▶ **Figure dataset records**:
+ + +

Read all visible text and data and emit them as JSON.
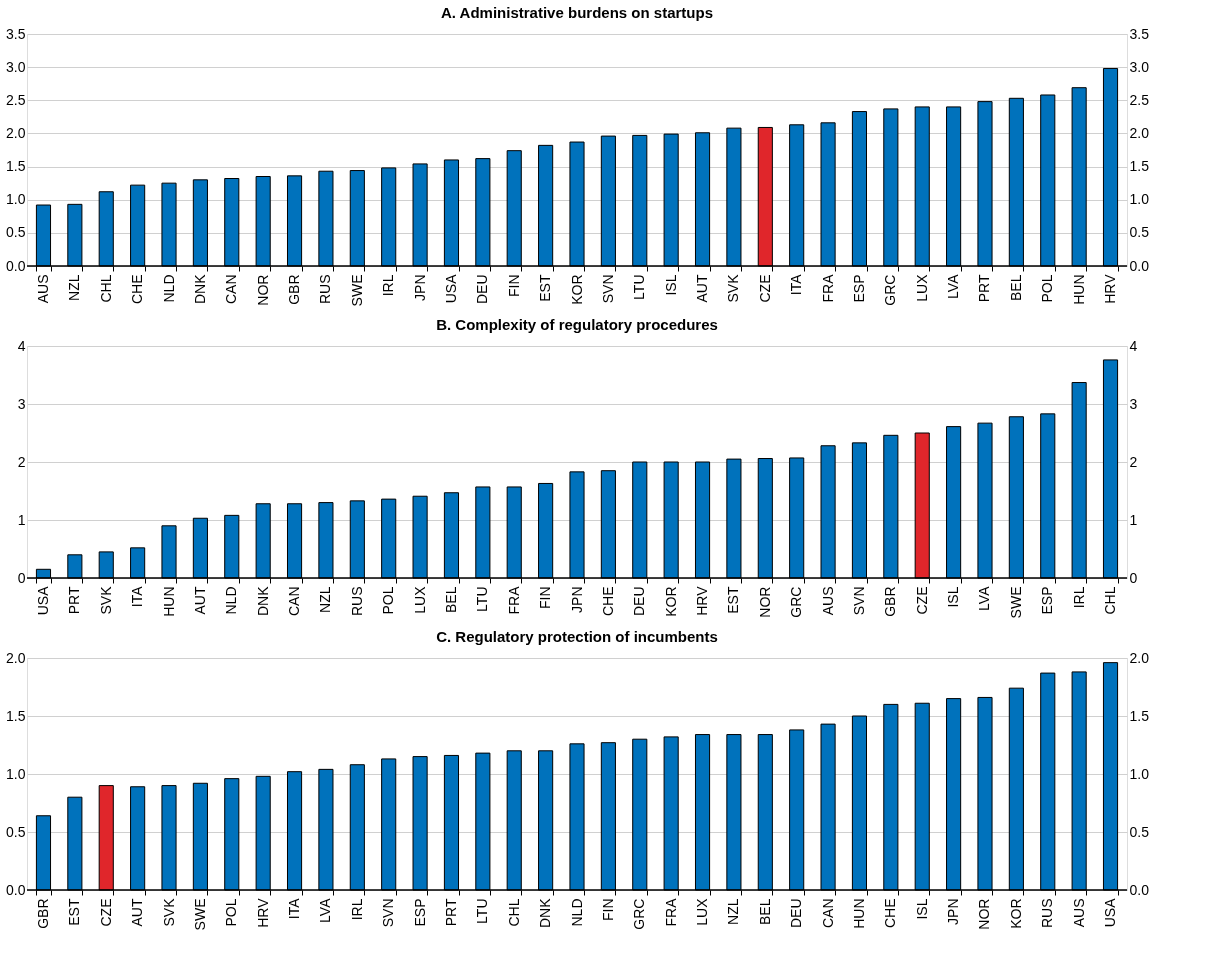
{
  "chart_data": [
    {
      "type": "bar",
      "title": "A. Administrative burdens on startups",
      "categories": [
        "AUS",
        "NZL",
        "CHL",
        "CHE",
        "NLD",
        "DNK",
        "CAN",
        "NOR",
        "GBR",
        "RUS",
        "SWE",
        "IRL",
        "JPN",
        "USA",
        "DEU",
        "FIN",
        "EST",
        "KOR",
        "SVN",
        "LTU",
        "ISL",
        "AUT",
        "SVK",
        "CZE",
        "ITA",
        "FRA",
        "ESP",
        "GRC",
        "LUX",
        "LVA",
        "PRT",
        "BEL",
        "POL",
        "HUN",
        "HRV"
      ],
      "values": [
        0.92,
        0.93,
        1.12,
        1.22,
        1.25,
        1.3,
        1.32,
        1.35,
        1.36,
        1.43,
        1.44,
        1.48,
        1.54,
        1.6,
        1.62,
        1.74,
        1.82,
        1.87,
        1.96,
        1.97,
        1.99,
        2.01,
        2.08,
        2.09,
        2.13,
        2.16,
        2.33,
        2.37,
        2.4,
        2.4,
        2.48,
        2.53,
        2.58,
        2.69,
        2.98
      ],
      "colors": [
        "#0072bc",
        "#0072bc",
        "#0072bc",
        "#0072bc",
        "#0072bc",
        "#0072bc",
        "#0072bc",
        "#0072bc",
        "#0072bc",
        "#0072bc",
        "#0072bc",
        "#0072bc",
        "#0072bc",
        "#0072bc",
        "#0072bc",
        "#0072bc",
        "#0072bc",
        "#0072bc",
        "#0072bc",
        "#0072bc",
        "#0072bc",
        "#0072bc",
        "#0072bc",
        "#e0262b",
        "#0072bc",
        "#0072bc",
        "#0072bc",
        "#0072bc",
        "#0072bc",
        "#0072bc",
        "#0072bc",
        "#0072bc",
        "#0072bc",
        "#0072bc",
        "#0072bc"
      ],
      "ylim": [
        0,
        3.5
      ],
      "yticks": [
        {
          "value": 0,
          "label": "0.0"
        },
        0.5,
        {
          "value": 1,
          "label": "1.0"
        },
        1.5,
        {
          "value": 2,
          "label": "2.0"
        },
        2.5,
        {
          "value": 3,
          "label": "3.0"
        },
        3.5
      ],
      "y2lim": [
        0,
        3.5
      ],
      "y2ticks": [
        {
          "value": 0,
          "label": "0.0"
        },
        0.5,
        {
          "value": 1,
          "label": "1.0"
        },
        1.5,
        {
          "value": 2,
          "label": "2.0"
        },
        2.5,
        {
          "value": 3,
          "label": "3.0"
        },
        3.5
      ],
      "grid": "y"
    },
    {
      "type": "bar",
      "title": "B. Complexity of regulatory procedures",
      "categories": [
        "USA",
        "PRT",
        "SVK",
        "ITA",
        "HUN",
        "AUT",
        "NLD",
        "DNK",
        "CAN",
        "NZL",
        "RUS",
        "POL",
        "LUX",
        "BEL",
        "LTU",
        "FRA",
        "FIN",
        "JPN",
        "CHE",
        "DEU",
        "KOR",
        "HRV",
        "EST",
        "NOR",
        "GRC",
        "AUS",
        "SVN",
        "GBR",
        "CZE",
        "ISL",
        "LVA",
        "SWE",
        "ESP",
        "IRL",
        "CHL"
      ],
      "values": [
        0.15,
        0.4,
        0.45,
        0.52,
        0.9,
        1.03,
        1.08,
        1.28,
        1.28,
        1.3,
        1.33,
        1.36,
        1.41,
        1.47,
        1.57,
        1.57,
        1.63,
        1.83,
        1.85,
        2.0,
        2.0,
        2.0,
        2.05,
        2.06,
        2.07,
        2.28,
        2.33,
        2.46,
        2.5,
        2.61,
        2.67,
        2.78,
        2.83,
        3.37,
        3.76
      ],
      "colors": [
        "#0072bc",
        "#0072bc",
        "#0072bc",
        "#0072bc",
        "#0072bc",
        "#0072bc",
        "#0072bc",
        "#0072bc",
        "#0072bc",
        "#0072bc",
        "#0072bc",
        "#0072bc",
        "#0072bc",
        "#0072bc",
        "#0072bc",
        "#0072bc",
        "#0072bc",
        "#0072bc",
        "#0072bc",
        "#0072bc",
        "#0072bc",
        "#0072bc",
        "#0072bc",
        "#0072bc",
        "#0072bc",
        "#0072bc",
        "#0072bc",
        "#0072bc",
        "#e0262b",
        "#0072bc",
        "#0072bc",
        "#0072bc",
        "#0072bc",
        "#0072bc",
        "#0072bc"
      ],
      "ylim": [
        0,
        4
      ],
      "yticks": [
        0,
        1,
        2,
        3,
        4
      ],
      "y2lim": [
        0,
        4
      ],
      "y2ticks": [
        0,
        1,
        2,
        3,
        4
      ],
      "grid": "y"
    },
    {
      "type": "bar",
      "title": "C. Regulatory protection of incumbents",
      "categories": [
        "GBR",
        "EST",
        "CZE",
        "AUT",
        "SVK",
        "SWE",
        "POL",
        "HRV",
        "ITA",
        "LVA",
        "IRL",
        "SVN",
        "ESP",
        "PRT",
        "LTU",
        "CHL",
        "DNK",
        "NLD",
        "FIN",
        "GRC",
        "FRA",
        "LUX",
        "NZL",
        "BEL",
        "DEU",
        "CAN",
        "HUN",
        "CHE",
        "ISL",
        "JPN",
        "NOR",
        "KOR",
        "RUS",
        "AUS",
        "USA"
      ],
      "values": [
        0.64,
        0.8,
        0.9,
        0.89,
        0.9,
        0.92,
        0.96,
        0.98,
        1.02,
        1.04,
        1.08,
        1.13,
        1.15,
        1.16,
        1.18,
        1.2,
        1.2,
        1.26,
        1.27,
        1.3,
        1.32,
        1.34,
        1.34,
        1.34,
        1.38,
        1.43,
        1.5,
        1.6,
        1.61,
        1.65,
        1.66,
        1.74,
        1.87,
        1.88,
        1.96
      ],
      "colors": [
        "#0072bc",
        "#0072bc",
        "#e0262b",
        "#0072bc",
        "#0072bc",
        "#0072bc",
        "#0072bc",
        "#0072bc",
        "#0072bc",
        "#0072bc",
        "#0072bc",
        "#0072bc",
        "#0072bc",
        "#0072bc",
        "#0072bc",
        "#0072bc",
        "#0072bc",
        "#0072bc",
        "#0072bc",
        "#0072bc",
        "#0072bc",
        "#0072bc",
        "#0072bc",
        "#0072bc",
        "#0072bc",
        "#0072bc",
        "#0072bc",
        "#0072bc",
        "#0072bc",
        "#0072bc",
        "#0072bc",
        "#0072bc",
        "#0072bc",
        "#0072bc",
        "#0072bc"
      ],
      "ylim": [
        0,
        2
      ],
      "yticks": [
        {
          "value": 0,
          "label": "0.0"
        },
        0.5,
        {
          "value": 1,
          "label": "1.0"
        },
        1.5,
        {
          "value": 2,
          "label": "2.0"
        }
      ],
      "y2lim": [
        0,
        2
      ],
      "y2ticks": [
        {
          "value": 0,
          "label": "0.0"
        },
        0.5,
        {
          "value": 1,
          "label": "1.0"
        },
        1.5,
        {
          "value": 2,
          "label": "2.0"
        }
      ],
      "grid": "y"
    }
  ]
}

+ + +

▶ **Exercise aim**:
Each line above is to be copied verbatim. Drop any image from the copy.

▶ **Task response**:
Read all visible text and data and emit them as JSON.
{
  "chart_data": [
    {
      "type": "bar",
      "title": "A. Administrative burdens on startups",
      "categories": [
        "AUS",
        "NZL",
        "CHL",
        "CHE",
        "NLD",
        "DNK",
        "CAN",
        "NOR",
        "GBR",
        "RUS",
        "SWE",
        "IRL",
        "JPN",
        "USA",
        "DEU",
        "FIN",
        "EST",
        "KOR",
        "SVN",
        "LTU",
        "ISL",
        "AUT",
        "SVK",
        "CZE",
        "ITA",
        "FRA",
        "ESP",
        "GRC",
        "LUX",
        "LVA",
        "PRT",
        "BEL",
        "POL",
        "HUN",
        "HRV"
      ],
      "values": [
        0.92,
        0.93,
        1.12,
        1.22,
        1.25,
        1.3,
        1.32,
        1.35,
        1.36,
        1.43,
        1.44,
        1.48,
        1.54,
        1.6,
        1.62,
        1.74,
        1.82,
        1.87,
        1.96,
        1.97,
        1.99,
        2.01,
        2.08,
        2.09,
        2.13,
        2.16,
        2.33,
        2.37,
        2.4,
        2.4,
        2.48,
        2.53,
        2.58,
        2.69,
        2.98
      ],
      "colors": [
        "#0072bc",
        "#0072bc",
        "#0072bc",
        "#0072bc",
        "#0072bc",
        "#0072bc",
        "#0072bc",
        "#0072bc",
        "#0072bc",
        "#0072bc",
        "#0072bc",
        "#0072bc",
        "#0072bc",
        "#0072bc",
        "#0072bc",
        "#0072bc",
        "#0072bc",
        "#0072bc",
        "#0072bc",
        "#0072bc",
        "#0072bc",
        "#0072bc",
        "#0072bc",
        "#e0262b",
        "#0072bc",
        "#0072bc",
        "#0072bc",
        "#0072bc",
        "#0072bc",
        "#0072bc",
        "#0072bc",
        "#0072bc",
        "#0072bc",
        "#0072bc",
        "#0072bc"
      ],
      "ylim": [
        0,
        3.5
      ],
      "yticks": [
        {
          "value": 0,
          "label": "0.0"
        },
        0.5,
        {
          "value": 1,
          "label": "1.0"
        },
        1.5,
        {
          "value": 2,
          "label": "2.0"
        },
        2.5,
        {
          "value": 3,
          "label": "3.0"
        },
        3.5
      ],
      "y2lim": [
        0,
        3.5
      ],
      "y2ticks": [
        {
          "value": 0,
          "label": "0.0"
        },
        0.5,
        {
          "value": 1,
          "label": "1.0"
        },
        1.5,
        {
          "value": 2,
          "label": "2.0"
        },
        2.5,
        {
          "value": 3,
          "label": "3.0"
        },
        3.5
      ],
      "grid": "y"
    },
    {
      "type": "bar",
      "title": "B. Complexity of regulatory procedures",
      "categories": [
        "USA",
        "PRT",
        "SVK",
        "ITA",
        "HUN",
        "AUT",
        "NLD",
        "DNK",
        "CAN",
        "NZL",
        "RUS",
        "POL",
        "LUX",
        "BEL",
        "LTU",
        "FRA",
        "FIN",
        "JPN",
        "CHE",
        "DEU",
        "KOR",
        "HRV",
        "EST",
        "NOR",
        "GRC",
        "AUS",
        "SVN",
        "GBR",
        "CZE",
        "ISL",
        "LVA",
        "SWE",
        "ESP",
        "IRL",
        "CHL"
      ],
      "values": [
        0.15,
        0.4,
        0.45,
        0.52,
        0.9,
        1.03,
        1.08,
        1.28,
        1.28,
        1.3,
        1.33,
        1.36,
        1.41,
        1.47,
        1.57,
        1.57,
        1.63,
        1.83,
        1.85,
        2.0,
        2.0,
        2.0,
        2.05,
        2.06,
        2.07,
        2.28,
        2.33,
        2.46,
        2.5,
        2.61,
        2.67,
        2.78,
        2.83,
        3.37,
        3.76
      ],
      "colors": [
        "#0072bc",
        "#0072bc",
        "#0072bc",
        "#0072bc",
        "#0072bc",
        "#0072bc",
        "#0072bc",
        "#0072bc",
        "#0072bc",
        "#0072bc",
        "#0072bc",
        "#0072bc",
        "#0072bc",
        "#0072bc",
        "#0072bc",
        "#0072bc",
        "#0072bc",
        "#0072bc",
        "#0072bc",
        "#0072bc",
        "#0072bc",
        "#0072bc",
        "#0072bc",
        "#0072bc",
        "#0072bc",
        "#0072bc",
        "#0072bc",
        "#0072bc",
        "#e0262b",
        "#0072bc",
        "#0072bc",
        "#0072bc",
        "#0072bc",
        "#0072bc",
        "#0072bc"
      ],
      "ylim": [
        0,
        4
      ],
      "yticks": [
        0,
        1,
        2,
        3,
        4
      ],
      "y2lim": [
        0,
        4
      ],
      "y2ticks": [
        0,
        1,
        2,
        3,
        4
      ],
      "grid": "y"
    },
    {
      "type": "bar",
      "title": "C. Regulatory protection of incumbents",
      "categories": [
        "GBR",
        "EST",
        "CZE",
        "AUT",
        "SVK",
        "SWE",
        "POL",
        "HRV",
        "ITA",
        "LVA",
        "IRL",
        "SVN",
        "ESP",
        "PRT",
        "LTU",
        "CHL",
        "DNK",
        "NLD",
        "FIN",
        "GRC",
        "FRA",
        "LUX",
        "NZL",
        "BEL",
        "DEU",
        "CAN",
        "HUN",
        "CHE",
        "ISL",
        "JPN",
        "NOR",
        "KOR",
        "RUS",
        "AUS",
        "USA"
      ],
      "values": [
        0.64,
        0.8,
        0.9,
        0.89,
        0.9,
        0.92,
        0.96,
        0.98,
        1.02,
        1.04,
        1.08,
        1.13,
        1.15,
        1.16,
        1.18,
        1.2,
        1.2,
        1.26,
        1.27,
        1.3,
        1.32,
        1.34,
        1.34,
        1.34,
        1.38,
        1.43,
        1.5,
        1.6,
        1.61,
        1.65,
        1.66,
        1.74,
        1.87,
        1.88,
        1.96
      ],
      "colors": [
        "#0072bc",
        "#0072bc",
        "#e0262b",
        "#0072bc",
        "#0072bc",
        "#0072bc",
        "#0072bc",
        "#0072bc",
        "#0072bc",
        "#0072bc",
        "#0072bc",
        "#0072bc",
        "#0072bc",
        "#0072bc",
        "#0072bc",
        "#0072bc",
        "#0072bc",
        "#0072bc",
        "#0072bc",
        "#0072bc",
        "#0072bc",
        "#0072bc",
        "#0072bc",
        "#0072bc",
        "#0072bc",
        "#0072bc",
        "#0072bc",
        "#0072bc",
        "#0072bc",
        "#0072bc",
        "#0072bc",
        "#0072bc",
        "#0072bc",
        "#0072bc",
        "#0072bc"
      ],
      "ylim": [
        0,
        2
      ],
      "yticks": [
        {
          "value": 0,
          "label": "0.0"
        },
        0.5,
        {
          "value": 1,
          "label": "1.0"
        },
        1.5,
        {
          "value": 2,
          "label": "2.0"
        }
      ],
      "y2lim": [
        0,
        2
      ],
      "y2ticks": [
        {
          "value": 0,
          "label": "0.0"
        },
        0.5,
        {
          "value": 1,
          "label": "1.0"
        },
        1.5,
        {
          "value": 2,
          "label": "2.0"
        }
      ],
      "grid": "y"
    }
  ]
}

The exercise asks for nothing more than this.